*STORED ROWS*.
=-=-=-=-=

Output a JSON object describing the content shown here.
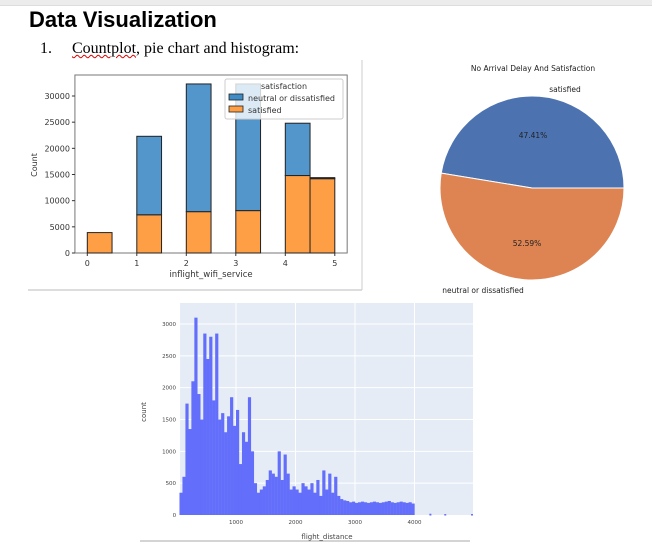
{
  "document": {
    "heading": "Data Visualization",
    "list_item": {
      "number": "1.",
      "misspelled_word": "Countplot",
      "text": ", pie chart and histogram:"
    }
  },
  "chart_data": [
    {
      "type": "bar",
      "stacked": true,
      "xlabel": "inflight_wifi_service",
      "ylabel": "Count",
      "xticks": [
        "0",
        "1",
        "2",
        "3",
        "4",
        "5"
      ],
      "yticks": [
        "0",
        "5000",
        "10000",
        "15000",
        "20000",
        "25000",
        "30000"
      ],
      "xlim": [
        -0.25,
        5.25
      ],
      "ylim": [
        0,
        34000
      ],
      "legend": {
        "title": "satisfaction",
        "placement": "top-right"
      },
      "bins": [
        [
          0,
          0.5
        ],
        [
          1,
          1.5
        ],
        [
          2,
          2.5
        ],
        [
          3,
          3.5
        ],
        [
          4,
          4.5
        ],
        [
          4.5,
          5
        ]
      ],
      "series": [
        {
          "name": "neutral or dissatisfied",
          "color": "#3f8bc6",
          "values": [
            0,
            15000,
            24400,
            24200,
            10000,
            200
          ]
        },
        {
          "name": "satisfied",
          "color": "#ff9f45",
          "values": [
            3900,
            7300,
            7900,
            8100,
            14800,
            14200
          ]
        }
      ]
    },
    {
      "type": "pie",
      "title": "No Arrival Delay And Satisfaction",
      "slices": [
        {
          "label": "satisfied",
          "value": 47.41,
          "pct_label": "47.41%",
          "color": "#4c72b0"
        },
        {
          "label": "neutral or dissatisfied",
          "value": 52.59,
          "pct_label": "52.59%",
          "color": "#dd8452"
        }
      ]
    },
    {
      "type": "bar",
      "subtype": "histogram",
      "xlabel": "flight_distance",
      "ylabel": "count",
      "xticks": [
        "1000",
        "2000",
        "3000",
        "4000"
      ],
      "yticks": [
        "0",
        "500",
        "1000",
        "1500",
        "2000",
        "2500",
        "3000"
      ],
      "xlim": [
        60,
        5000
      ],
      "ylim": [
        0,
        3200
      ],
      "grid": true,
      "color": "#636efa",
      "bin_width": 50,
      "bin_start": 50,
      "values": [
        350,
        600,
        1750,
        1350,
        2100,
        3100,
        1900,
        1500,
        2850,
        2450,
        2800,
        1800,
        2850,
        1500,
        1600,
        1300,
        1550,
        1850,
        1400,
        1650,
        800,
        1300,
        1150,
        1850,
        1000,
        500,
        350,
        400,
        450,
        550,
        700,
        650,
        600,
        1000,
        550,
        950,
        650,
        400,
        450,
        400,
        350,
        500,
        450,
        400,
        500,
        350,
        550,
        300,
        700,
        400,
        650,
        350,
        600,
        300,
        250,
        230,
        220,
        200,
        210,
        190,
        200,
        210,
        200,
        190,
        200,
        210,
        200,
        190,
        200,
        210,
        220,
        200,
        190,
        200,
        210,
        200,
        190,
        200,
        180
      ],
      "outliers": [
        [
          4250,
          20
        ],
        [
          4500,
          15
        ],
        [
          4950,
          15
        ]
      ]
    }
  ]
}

=-=-=-=-=

*JOB*.
Say how many lines include the word "neutral"; reply with the number alone.

*FINAL ANSWER*.
2